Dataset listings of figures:
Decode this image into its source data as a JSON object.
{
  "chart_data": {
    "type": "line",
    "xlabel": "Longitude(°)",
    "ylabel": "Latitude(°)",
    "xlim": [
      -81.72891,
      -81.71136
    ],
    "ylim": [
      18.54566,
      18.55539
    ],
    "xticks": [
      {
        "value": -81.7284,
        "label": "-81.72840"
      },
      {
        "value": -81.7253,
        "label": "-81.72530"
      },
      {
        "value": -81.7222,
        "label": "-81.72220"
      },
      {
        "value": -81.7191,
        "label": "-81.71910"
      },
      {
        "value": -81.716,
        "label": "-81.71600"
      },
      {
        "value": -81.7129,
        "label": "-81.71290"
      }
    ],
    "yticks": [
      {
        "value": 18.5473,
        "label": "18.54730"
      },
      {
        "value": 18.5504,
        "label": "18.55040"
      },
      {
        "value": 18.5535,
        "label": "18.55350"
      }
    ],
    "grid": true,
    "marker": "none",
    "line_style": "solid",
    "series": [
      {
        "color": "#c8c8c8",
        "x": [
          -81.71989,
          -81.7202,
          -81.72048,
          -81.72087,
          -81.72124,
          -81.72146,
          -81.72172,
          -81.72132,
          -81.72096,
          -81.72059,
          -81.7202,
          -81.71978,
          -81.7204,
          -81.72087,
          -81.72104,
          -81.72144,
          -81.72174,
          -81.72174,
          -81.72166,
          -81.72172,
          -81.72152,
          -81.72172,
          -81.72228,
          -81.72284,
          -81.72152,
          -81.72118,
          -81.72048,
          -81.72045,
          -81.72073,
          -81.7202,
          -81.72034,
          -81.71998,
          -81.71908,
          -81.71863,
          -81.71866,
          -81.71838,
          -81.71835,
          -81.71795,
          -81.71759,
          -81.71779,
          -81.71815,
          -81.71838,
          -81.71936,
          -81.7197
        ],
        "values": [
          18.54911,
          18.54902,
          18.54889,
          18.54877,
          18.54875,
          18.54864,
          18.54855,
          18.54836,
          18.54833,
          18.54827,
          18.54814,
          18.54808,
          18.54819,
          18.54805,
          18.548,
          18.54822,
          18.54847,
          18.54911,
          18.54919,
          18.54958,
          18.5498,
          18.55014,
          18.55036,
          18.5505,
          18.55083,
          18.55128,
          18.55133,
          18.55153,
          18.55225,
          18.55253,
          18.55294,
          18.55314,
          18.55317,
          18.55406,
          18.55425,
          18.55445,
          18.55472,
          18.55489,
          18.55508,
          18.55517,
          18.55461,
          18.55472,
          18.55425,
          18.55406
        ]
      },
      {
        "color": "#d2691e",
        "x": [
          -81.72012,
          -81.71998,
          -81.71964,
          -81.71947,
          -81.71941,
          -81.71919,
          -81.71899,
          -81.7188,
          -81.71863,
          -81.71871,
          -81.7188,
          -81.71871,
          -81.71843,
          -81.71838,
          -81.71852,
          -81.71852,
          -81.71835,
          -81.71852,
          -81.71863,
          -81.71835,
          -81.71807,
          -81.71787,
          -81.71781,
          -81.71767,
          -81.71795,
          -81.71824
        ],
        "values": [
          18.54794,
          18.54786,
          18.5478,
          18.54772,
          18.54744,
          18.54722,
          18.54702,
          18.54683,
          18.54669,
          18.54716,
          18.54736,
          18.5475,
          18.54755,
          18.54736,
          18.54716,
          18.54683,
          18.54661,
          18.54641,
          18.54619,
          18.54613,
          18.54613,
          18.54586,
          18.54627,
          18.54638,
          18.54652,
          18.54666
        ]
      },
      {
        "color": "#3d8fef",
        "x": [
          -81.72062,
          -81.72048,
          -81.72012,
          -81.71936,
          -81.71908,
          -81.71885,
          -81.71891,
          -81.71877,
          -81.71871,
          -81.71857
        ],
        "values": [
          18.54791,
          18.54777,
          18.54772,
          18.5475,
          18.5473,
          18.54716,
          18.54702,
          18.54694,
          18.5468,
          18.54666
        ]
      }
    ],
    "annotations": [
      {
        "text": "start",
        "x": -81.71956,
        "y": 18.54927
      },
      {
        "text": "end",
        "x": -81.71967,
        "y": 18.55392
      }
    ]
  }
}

• What is needed: Look through the listing and extract every line with "color" in it.

• Exercise response:
        "color": "#c8c8c8",
        "color": "#d2691e",
        "color": "#3d8fef",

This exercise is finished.